Reading data from OCI Autonomous Data Warehouse(ADW)

Overview

ML Monitoring Application provides ADWApplicationDataReader reader to read data from OCI ADW tables using user-provided SQL queries.

To use ADW Reader, fulfil the prerequisites mentioned in ADW Prerequisites

ADW Reader Authentication

ADW Readers connect to an OCI ADW instance using a mTLS connection. This requires the use of wallet files and database credentials which contain the required authentication information.

ADWApplicationDataReader reads wallet files and database credentials from OCI Vault. The steps are as follows:

  1. Upload each wallet file to OCI Vault. This creates a secret for each file.

  2. Write the appropriate policy to allow the principal (user/resource) to read secrets from OCI Vault.

  3. Add the following details in ML Monitoring Application Configuration file:

    {
       "type": "ADWApplicationDataReader",
       "params": {
         "auth": {
           "vault_ocid": "<vault_ocid>",
           "vault_tenancy_ocid": "<tanancy_ocid>"

- **Listed entries**
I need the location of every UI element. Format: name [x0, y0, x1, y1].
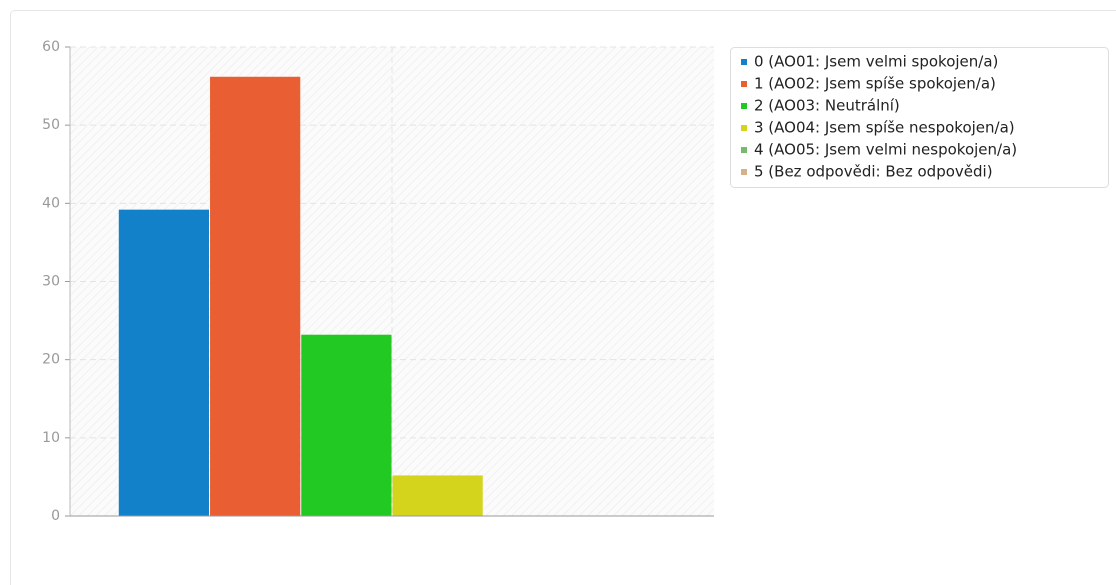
y-tick-label: 60 — [42, 39, 60, 55]
legend-label: 3 (AO04: Jsem spíše nespokojen/a) — [754, 119, 1015, 137]
y-tick-label: 40 — [42, 195, 60, 211]
bar — [118, 209, 210, 516]
legend-box — [730, 47, 1109, 188]
legend-swatch — [741, 103, 747, 109]
y-tick-label: 20 — [42, 352, 60, 368]
bar — [301, 334, 392, 516]
y-tick-label: 10 — [42, 430, 60, 446]
legend-label: 4 (AO05: Jsem velmi nespokojen/a) — [754, 141, 1017, 159]
y-tick-label: 0 — [51, 508, 60, 524]
legend-label: 1 (AO02: Jsem spíše spokojen/a) — [754, 75, 996, 93]
y-tick-label: 30 — [42, 274, 60, 290]
legend-swatch — [741, 125, 747, 131]
legend-label: 2 (AO03: Neutrální) — [754, 97, 900, 115]
legend-label: 5 (Bez odpovědi: Bez odpovědi) — [754, 163, 993, 181]
legend-swatch — [741, 169, 747, 175]
legend-swatch — [741, 81, 747, 87]
y-tick-label: 50 — [42, 117, 60, 133]
bar — [392, 475, 483, 516]
legend-swatch — [741, 59, 747, 65]
legend-swatch — [741, 147, 747, 153]
bar — [210, 76, 301, 516]
legend-label: 0 (AO01: Jsem velmi spokojen/a) — [754, 53, 998, 71]
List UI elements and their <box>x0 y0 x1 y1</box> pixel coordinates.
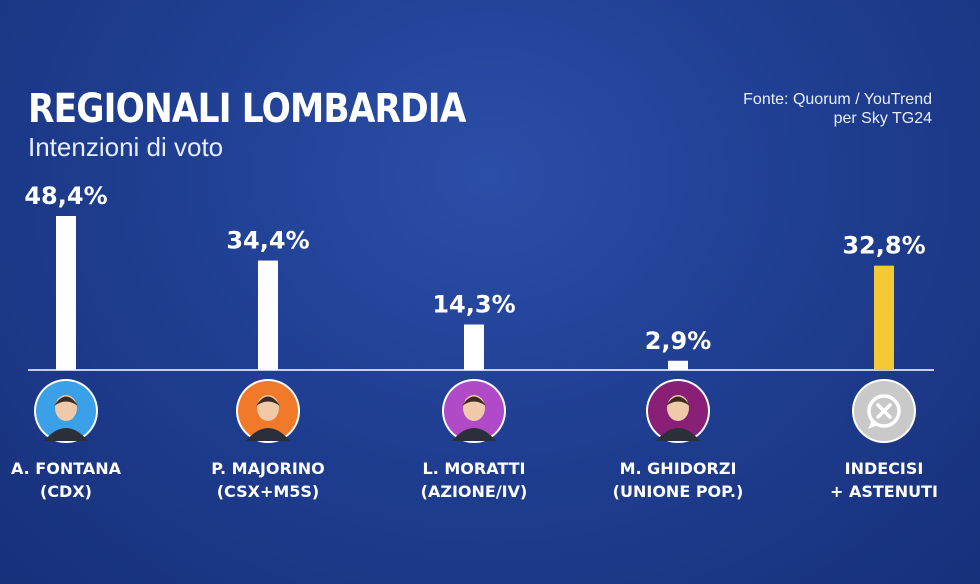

- **The request**
In two sentences, summarize the page on reading data from OCI Autonomous Data Warehouse.

- **Exercise response**
The ML Monitoring Application's ADWApplicationDataReader reads data from OCI ADW tables using user-provided SQL queries. It connects over mTLS with wallet files and database credentials taken from OCI Vault, so each wallet file is uploaded to the vault as a secret, a policy lets the principal read those secrets, and the details are added to the ML Monitoring Application configuration file.